[START Dataset extract]

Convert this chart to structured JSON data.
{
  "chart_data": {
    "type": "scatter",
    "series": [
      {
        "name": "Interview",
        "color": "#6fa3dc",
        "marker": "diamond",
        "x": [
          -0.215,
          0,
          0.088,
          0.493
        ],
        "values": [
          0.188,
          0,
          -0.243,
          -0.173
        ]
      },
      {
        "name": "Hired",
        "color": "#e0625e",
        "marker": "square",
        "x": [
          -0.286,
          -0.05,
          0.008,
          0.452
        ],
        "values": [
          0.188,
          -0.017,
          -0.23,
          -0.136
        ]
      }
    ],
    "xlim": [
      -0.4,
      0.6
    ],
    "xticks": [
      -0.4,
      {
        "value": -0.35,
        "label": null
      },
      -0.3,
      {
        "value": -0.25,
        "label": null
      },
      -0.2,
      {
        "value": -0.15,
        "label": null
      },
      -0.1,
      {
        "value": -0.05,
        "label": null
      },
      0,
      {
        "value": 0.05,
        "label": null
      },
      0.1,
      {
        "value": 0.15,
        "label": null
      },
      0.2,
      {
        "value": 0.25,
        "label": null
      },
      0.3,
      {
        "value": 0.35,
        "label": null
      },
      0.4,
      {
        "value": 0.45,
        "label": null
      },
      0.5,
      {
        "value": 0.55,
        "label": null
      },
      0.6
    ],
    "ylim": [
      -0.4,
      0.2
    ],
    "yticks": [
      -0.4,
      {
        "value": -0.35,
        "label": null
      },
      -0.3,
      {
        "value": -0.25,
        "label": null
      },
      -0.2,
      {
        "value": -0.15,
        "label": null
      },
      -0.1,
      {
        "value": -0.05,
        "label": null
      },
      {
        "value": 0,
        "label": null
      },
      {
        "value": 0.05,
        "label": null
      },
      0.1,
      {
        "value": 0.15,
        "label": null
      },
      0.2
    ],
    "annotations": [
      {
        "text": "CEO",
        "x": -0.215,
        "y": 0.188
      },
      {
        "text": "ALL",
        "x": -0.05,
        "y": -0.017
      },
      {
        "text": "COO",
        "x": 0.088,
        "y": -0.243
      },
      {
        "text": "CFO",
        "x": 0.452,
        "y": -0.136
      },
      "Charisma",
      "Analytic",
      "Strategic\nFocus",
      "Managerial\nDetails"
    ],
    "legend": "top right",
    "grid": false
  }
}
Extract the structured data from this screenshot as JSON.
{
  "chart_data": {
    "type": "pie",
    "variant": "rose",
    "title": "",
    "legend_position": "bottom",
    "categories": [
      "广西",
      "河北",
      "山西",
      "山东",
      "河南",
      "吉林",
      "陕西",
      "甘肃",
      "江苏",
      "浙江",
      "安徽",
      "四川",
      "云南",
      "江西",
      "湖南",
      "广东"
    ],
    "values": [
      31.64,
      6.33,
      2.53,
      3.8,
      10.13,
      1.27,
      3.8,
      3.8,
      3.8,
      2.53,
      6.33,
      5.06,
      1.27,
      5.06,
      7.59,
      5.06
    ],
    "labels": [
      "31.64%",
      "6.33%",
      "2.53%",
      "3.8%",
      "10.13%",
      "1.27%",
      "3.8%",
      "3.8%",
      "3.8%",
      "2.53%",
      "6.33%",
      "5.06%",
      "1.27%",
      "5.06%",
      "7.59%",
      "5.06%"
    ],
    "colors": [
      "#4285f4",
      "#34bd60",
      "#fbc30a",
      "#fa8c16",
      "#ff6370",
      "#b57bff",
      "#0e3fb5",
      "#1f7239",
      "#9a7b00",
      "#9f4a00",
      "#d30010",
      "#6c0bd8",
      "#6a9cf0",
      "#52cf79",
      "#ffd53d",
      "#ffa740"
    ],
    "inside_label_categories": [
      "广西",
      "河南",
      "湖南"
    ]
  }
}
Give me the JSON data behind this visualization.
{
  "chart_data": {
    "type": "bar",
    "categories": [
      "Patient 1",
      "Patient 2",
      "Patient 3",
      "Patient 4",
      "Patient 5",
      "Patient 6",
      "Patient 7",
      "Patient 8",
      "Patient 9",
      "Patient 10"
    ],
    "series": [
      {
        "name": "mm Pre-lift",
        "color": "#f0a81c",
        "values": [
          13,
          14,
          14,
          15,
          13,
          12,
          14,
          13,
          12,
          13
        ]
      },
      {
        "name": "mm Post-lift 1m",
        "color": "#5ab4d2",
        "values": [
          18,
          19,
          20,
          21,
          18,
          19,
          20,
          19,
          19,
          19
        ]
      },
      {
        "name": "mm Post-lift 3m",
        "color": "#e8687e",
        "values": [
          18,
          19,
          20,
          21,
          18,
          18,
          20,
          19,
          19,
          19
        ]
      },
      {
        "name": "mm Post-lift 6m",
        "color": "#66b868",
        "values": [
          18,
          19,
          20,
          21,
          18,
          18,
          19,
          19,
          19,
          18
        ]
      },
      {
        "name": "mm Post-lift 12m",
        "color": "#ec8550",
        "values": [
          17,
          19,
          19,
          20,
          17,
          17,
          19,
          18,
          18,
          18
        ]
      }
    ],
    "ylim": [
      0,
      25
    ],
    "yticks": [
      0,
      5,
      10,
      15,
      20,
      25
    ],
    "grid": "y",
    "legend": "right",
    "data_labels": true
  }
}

[END Dataset extract]

Write down every line of the data exactly as it appears above.

### Result of the task
Convert this chart to structured JSON data.
{
  "chart_data": {
    "type": "scatter",
    "series": [
      {
        "name": "Interview",
        "color": "#6fa3dc",
        "marker": "diamond",
        "x": [
          -0.215,
          0,
          0.088,
          0.493
        ],
        "values": [
          0.188,
          0,
          -0.243,
          -0.173
        ]
      },
      {
        "name": "Hired",
        "color": "#e0625e",
        "marker": "square",
        "x": [
          -0.286,
          -0.05,
          0.008,
          0.452
        ],
        "values": [
          0.188,
          -0.017,
          -0.23,
          -0.136
        ]
      }
    ],
    "xlim": [
      -0.4,
      0.6
    ],
    "xticks": [
      -0.4,
      {
        "value": -0.35,
        "label": null
      },
      -0.3,
      {
        "value": -0.25,
        "label": null
      },
      -0.2,
      {
        "value": -0.15,
        "label": null
      },
      -0.1,
      {
        "value": -0.05,
        "label": null
      },
      0,
      {
        "value": 0.05,
        "label": null
      },
      0.1,
      {
        "value": 0.15,
        "label": null
      },
      0.2,
      {
        "value": 0.25,
        "label": null
      },
      0.3,
      {
        "value": 0.35,
        "label": null
      },
      0.4,
      {
        "value": 0.45,
        "label": null
      },
      0.5,
      {
        "value": 0.55,
        "label": null
      },
      0.6
    ],
    "ylim": [
      -0.4,
      0.2
    ],
    "yticks": [
      -0.4,
      {
        "value": -0.35,
        "label": null
      },
      -0.3,
      {
        "value": -0.25,
        "label": null
      },
      -0.2,
      {
        "value": -0.15,
        "label": null
      },
      -0.1,
      {
        "value": -0.05,
        "label": null
      },
      {
        "value": 0,
        "label": null
      },
      {
        "value": 0.05,
        "label": null
      },
      0.1,
      {
        "value": 0.15,
        "label": null
      },
      0.2
    ],
    "annotations": [
      {
        "text": "CEO",
        "x": -0.215,
        "y": 0.188
      },
      {
        "text": "ALL",
        "x": -0.05,
        "y": -0.017
      },
      {
        "text": "COO",
        "x": 0.088,
        "y": -0.243
      },
      {
        "text": "CFO",
        "x": 0.452,
        "y": -0.136
      },
      "Charisma",
      "Analytic",
      "Strategic\nFocus",
      "Managerial\nDetails"
    ],
    "legend": "top right",
    "grid": false
  }
}
Extract the structured data from this screenshot as JSON.
{
  "chart_data": {
    "type": "pie",
    "variant": "rose",
    "title": "",
    "legend_position": "bottom",
    "categories": [
      "广西",
      "河北",
      "山西",
      "山东",
      "河南",
      "吉林",
      "陕西",
      "甘肃",
      "江苏",
      "浙江",
      "安徽",
      "四川",
      "云南",
      "江西",
      "湖南",
      "广东"
    ],
    "values": [
      31.64,
      6.33,
      2.53,
      3.8,
      10.13,
      1.27,
      3.8,
      3.8,
      3.8,
      2.53,
      6.33,
      5.06,
      1.27,
      5.06,
      7.59,
      5.06
    ],
    "labels": [
      "31.64%",
      "6.33%",
      "2.53%",
      "3.8%",
      "10.13%",
      "1.27%",
      "3.8%",
      "3.8%",
      "3.8%",
      "2.53%",
      "6.33%",
      "5.06%",
      "1.27%",
      "5.06%",
      "7.59%",
      "5.06%"
    ],
    "colors": [
      "#4285f4",
      "#34bd60",
      "#fbc30a",
      "#fa8c16",
      "#ff6370",
      "#b57bff",
      "#0e3fb5",
      "#1f7239",
      "#9a7b00",
      "#9f4a00",
      "#d30010",
      "#6c0bd8",
      "#6a9cf0",
      "#52cf79",
      "#ffd53d",
      "#ffa740"
    ],
    "inside_label_categories": [
      "广西",
      "河南",
      "湖南"
    ]
  }
}
Give me the JSON data behind this visualization.
{
  "chart_data": {
    "type": "bar",
    "categories": [
      "Patient 1",
      "Patient 2",
      "Patient 3",
      "Patient 4",
      "Patient 5",
      "Patient 6",
      "Patient 7",
      "Patient 8",
      "Patient 9",
      "Patient 10"
    ],
    "series": [
      {
        "name": "mm Pre-lift",
        "color": "#f0a81c",
        "values": [
          13,
          14,
          14,
          15,
          13,
          12,
          14,
          13,
          12,
          13
        ]
      },
      {
        "name": "mm Post-lift 1m",
        "color": "#5ab4d2",
        "values": [
          18,
          19,
          20,
          21,
          18,
          19,
          20,
          19,
          19,
          19
        ]
      },
      {
        "name": "mm Post-lift 3m",
        "color": "#e8687e",
        "values": [
          18,
          19,
          20,
          21,
          18,
          18,
          20,
          19,
          19,
          19
        ]
      },
      {
        "name": "mm Post-lift 6m",
        "color": "#66b868",
        "values": [
          18,
          19,
          20,
          21,
          18,
          18,
          19,
          19,
          19,
          18
        ]
      },
      {
        "name": "mm Post-lift 12m",
        "color": "#ec8550",
        "values": [
          17,
          19,
          19,
          20,
          17,
          17,
          19,
          18,
          18,
          18
        ]
      }
    ],
    "ylim": [
      0,
      25
    ],
    "yticks": [
      0,
      5,
      10,
      15,
      20,
      25
    ],
    "grid": "y",
    "legend": "right",
    "data_labels": true
  }
}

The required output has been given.